(Figure content listings)
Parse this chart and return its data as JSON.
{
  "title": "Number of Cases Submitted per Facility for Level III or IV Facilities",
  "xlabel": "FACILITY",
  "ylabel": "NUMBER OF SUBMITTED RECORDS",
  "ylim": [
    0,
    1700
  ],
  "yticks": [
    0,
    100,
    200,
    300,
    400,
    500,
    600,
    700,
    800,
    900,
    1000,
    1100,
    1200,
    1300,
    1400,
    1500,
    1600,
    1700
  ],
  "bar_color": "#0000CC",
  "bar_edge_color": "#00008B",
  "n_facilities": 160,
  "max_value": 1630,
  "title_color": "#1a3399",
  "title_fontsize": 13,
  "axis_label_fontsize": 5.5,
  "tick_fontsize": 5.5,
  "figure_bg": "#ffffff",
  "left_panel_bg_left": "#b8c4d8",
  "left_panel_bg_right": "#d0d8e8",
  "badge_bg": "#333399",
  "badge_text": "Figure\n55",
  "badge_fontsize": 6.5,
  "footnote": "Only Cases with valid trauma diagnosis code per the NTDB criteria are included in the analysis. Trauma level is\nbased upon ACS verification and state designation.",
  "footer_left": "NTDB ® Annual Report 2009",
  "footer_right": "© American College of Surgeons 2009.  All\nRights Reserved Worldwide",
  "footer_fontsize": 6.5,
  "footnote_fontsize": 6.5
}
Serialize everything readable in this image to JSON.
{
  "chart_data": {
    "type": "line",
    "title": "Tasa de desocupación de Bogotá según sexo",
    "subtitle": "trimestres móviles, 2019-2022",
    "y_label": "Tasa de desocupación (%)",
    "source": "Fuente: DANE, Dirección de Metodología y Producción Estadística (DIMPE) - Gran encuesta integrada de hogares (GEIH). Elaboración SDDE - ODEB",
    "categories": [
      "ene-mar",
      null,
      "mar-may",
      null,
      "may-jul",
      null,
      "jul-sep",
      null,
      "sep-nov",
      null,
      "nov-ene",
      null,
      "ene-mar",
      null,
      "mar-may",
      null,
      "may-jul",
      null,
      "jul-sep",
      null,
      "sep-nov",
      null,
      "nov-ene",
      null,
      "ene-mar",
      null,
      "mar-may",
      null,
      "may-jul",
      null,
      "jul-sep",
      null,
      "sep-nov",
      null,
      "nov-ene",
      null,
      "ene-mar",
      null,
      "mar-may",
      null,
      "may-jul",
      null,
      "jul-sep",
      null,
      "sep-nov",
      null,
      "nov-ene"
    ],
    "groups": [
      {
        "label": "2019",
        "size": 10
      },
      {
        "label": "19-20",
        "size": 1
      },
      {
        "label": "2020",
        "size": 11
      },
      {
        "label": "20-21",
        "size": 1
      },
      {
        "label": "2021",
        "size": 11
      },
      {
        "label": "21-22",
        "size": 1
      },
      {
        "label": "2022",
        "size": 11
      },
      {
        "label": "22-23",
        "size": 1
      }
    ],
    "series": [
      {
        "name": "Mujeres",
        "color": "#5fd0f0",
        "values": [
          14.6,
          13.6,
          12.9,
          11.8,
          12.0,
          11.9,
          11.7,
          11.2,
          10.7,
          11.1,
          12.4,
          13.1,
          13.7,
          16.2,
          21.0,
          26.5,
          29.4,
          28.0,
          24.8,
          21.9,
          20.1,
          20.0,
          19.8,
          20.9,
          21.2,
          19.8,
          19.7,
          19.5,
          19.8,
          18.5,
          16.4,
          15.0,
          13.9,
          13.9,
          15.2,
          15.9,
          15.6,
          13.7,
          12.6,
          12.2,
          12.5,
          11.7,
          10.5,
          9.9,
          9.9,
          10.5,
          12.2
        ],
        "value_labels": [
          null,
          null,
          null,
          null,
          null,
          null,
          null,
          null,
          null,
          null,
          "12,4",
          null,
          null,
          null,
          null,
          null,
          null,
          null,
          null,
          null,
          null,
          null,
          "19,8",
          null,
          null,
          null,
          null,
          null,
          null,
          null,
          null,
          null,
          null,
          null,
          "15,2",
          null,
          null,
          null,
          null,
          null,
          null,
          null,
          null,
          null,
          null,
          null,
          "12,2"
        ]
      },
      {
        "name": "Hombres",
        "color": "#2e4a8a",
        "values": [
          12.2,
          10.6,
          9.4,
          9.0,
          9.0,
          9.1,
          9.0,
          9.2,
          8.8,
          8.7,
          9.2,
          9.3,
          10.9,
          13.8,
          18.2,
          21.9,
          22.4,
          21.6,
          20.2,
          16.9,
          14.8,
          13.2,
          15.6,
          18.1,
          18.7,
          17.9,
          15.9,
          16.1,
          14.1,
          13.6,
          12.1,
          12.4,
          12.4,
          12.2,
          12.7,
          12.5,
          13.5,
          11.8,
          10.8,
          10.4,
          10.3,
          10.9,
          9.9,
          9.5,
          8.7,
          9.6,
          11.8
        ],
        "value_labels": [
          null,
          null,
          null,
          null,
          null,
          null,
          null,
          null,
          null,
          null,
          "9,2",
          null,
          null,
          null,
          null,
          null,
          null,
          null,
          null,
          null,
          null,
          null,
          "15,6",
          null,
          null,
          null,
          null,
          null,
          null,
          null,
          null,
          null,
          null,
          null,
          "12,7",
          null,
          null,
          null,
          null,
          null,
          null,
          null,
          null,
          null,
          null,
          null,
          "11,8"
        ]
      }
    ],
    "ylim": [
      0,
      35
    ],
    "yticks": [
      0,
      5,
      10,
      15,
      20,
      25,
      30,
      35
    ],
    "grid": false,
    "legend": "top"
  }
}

Problem details:
From the records, copy every line that has the string "JSON" in it.

Answer to the problem:
Parse this chart and return its data as JSON.
Serialize everything readable in this image to JSON.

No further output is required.